DATASET RECORDS.

****************

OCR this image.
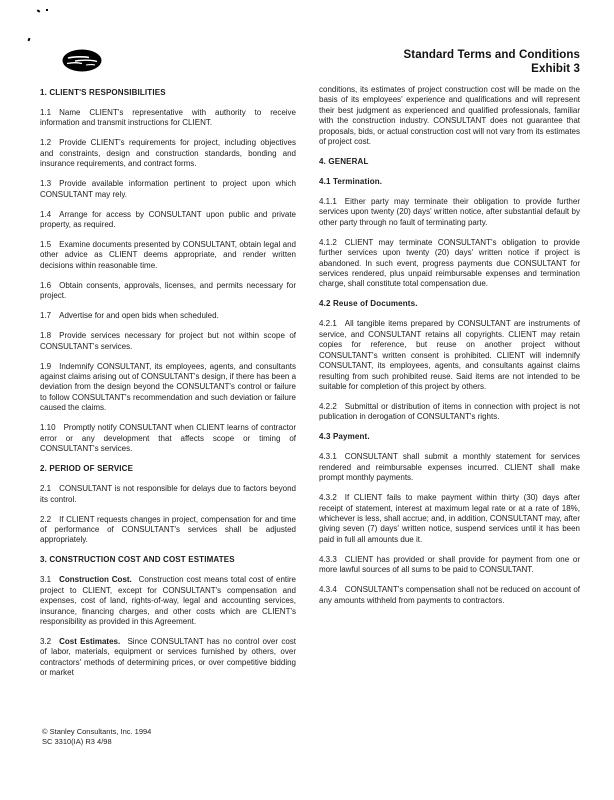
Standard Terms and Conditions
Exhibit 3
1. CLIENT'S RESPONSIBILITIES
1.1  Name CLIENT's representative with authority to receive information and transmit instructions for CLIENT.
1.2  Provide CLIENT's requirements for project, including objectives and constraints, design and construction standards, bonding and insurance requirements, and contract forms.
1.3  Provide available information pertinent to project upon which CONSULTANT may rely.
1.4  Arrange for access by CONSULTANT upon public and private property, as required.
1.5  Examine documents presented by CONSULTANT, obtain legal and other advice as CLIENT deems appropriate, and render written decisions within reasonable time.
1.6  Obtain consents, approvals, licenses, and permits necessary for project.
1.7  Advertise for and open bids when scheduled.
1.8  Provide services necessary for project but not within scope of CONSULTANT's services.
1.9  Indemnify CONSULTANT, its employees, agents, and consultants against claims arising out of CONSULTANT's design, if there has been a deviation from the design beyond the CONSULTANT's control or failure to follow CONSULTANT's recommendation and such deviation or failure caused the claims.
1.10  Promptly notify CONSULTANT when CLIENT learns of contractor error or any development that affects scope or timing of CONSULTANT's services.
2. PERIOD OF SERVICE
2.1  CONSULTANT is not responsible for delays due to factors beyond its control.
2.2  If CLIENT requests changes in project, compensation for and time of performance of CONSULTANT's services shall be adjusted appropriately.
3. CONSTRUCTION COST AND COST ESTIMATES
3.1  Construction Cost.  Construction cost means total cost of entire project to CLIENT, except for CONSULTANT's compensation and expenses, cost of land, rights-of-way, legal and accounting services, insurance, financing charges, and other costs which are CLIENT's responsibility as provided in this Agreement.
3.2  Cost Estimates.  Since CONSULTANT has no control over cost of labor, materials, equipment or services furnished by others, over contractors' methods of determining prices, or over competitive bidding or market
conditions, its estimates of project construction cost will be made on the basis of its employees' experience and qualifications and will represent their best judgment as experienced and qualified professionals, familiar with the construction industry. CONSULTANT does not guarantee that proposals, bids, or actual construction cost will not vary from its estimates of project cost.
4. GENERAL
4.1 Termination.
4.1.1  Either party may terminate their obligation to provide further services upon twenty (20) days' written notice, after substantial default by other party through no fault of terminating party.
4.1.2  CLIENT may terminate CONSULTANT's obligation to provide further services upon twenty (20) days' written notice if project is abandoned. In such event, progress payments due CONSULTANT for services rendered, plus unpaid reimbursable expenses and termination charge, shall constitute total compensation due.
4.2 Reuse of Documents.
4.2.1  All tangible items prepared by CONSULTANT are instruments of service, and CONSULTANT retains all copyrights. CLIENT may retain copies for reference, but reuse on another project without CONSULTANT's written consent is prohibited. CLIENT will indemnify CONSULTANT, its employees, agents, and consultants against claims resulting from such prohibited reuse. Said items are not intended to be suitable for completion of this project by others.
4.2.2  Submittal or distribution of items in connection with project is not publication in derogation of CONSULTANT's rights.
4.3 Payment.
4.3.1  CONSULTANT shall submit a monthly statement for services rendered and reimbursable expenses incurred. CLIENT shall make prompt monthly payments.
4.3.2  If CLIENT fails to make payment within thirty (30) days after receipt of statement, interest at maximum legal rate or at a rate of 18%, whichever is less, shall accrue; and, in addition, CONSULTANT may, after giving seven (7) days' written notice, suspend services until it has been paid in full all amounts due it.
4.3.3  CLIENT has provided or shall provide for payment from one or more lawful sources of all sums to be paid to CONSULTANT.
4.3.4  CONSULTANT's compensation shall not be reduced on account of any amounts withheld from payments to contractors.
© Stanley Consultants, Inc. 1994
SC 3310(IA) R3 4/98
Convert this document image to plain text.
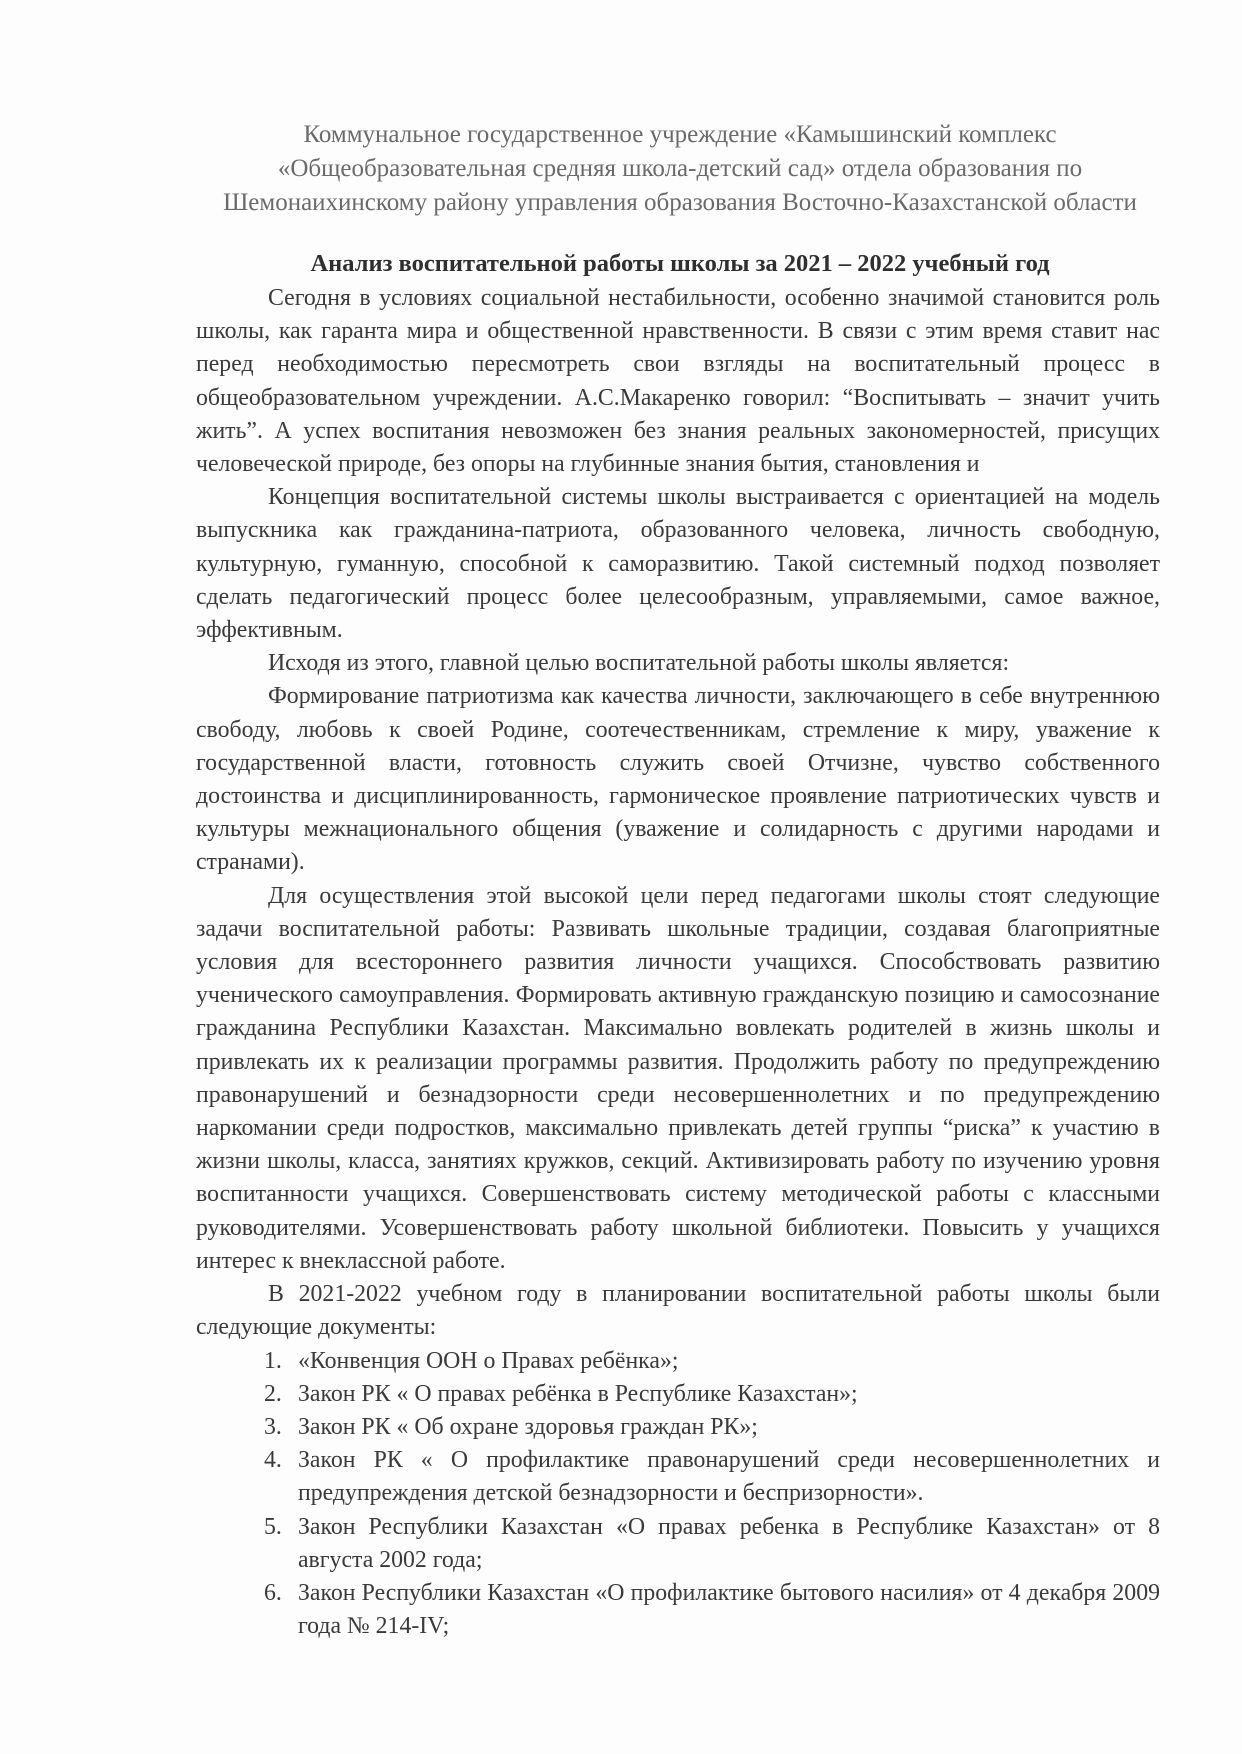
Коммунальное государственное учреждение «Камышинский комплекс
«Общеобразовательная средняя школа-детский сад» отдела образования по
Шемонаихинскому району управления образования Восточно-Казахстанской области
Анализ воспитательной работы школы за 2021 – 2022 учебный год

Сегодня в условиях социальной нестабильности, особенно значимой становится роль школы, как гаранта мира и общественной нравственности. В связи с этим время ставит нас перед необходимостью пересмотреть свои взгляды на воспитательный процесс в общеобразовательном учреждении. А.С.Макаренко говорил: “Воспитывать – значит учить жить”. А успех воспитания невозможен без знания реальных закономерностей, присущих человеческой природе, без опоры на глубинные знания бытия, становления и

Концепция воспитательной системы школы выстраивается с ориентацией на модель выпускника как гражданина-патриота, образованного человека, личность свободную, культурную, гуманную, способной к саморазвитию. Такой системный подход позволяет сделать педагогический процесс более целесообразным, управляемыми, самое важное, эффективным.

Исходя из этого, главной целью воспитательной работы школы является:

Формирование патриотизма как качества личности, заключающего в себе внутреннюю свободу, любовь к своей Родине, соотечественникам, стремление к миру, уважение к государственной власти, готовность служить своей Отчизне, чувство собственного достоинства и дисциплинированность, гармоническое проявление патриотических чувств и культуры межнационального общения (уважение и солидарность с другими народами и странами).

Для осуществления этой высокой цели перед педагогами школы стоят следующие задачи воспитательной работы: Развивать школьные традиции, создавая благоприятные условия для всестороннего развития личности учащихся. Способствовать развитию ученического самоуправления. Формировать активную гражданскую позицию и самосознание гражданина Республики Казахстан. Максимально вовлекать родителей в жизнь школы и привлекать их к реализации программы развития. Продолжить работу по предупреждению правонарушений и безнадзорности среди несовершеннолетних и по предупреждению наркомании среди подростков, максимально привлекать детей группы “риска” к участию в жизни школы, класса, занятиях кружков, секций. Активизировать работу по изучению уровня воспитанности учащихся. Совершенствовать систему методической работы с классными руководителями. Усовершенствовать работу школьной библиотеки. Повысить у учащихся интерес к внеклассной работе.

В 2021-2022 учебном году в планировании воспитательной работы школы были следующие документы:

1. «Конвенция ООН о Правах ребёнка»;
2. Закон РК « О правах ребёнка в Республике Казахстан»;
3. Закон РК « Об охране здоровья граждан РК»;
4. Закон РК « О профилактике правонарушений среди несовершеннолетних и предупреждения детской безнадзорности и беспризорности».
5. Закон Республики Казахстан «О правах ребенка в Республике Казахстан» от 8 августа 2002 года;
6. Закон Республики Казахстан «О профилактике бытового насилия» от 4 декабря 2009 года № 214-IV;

****************

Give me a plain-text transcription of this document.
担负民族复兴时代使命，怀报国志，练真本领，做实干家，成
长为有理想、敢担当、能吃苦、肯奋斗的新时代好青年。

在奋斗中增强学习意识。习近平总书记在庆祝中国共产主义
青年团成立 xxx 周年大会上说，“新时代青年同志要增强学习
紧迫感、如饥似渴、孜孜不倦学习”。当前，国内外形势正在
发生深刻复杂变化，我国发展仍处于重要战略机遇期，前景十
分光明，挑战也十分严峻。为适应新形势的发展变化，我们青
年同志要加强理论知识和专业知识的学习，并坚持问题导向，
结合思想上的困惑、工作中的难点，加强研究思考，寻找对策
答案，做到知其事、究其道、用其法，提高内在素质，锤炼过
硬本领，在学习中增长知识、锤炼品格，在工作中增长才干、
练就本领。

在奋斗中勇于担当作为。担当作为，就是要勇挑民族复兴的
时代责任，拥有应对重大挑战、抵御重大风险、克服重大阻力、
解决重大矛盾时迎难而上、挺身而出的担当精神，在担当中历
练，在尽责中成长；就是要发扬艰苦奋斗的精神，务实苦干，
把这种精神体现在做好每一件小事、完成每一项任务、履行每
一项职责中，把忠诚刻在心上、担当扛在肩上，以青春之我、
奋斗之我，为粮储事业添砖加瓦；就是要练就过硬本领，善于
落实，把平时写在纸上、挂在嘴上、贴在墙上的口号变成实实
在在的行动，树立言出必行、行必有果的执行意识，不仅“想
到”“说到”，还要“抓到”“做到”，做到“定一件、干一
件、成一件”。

****************

EXERCISE DETAILS. Return every line in the listing that contains the word "text".

SOLVED PROBLEM.
Convert this document image to plain text.
Give me a plain-text transcription of this document.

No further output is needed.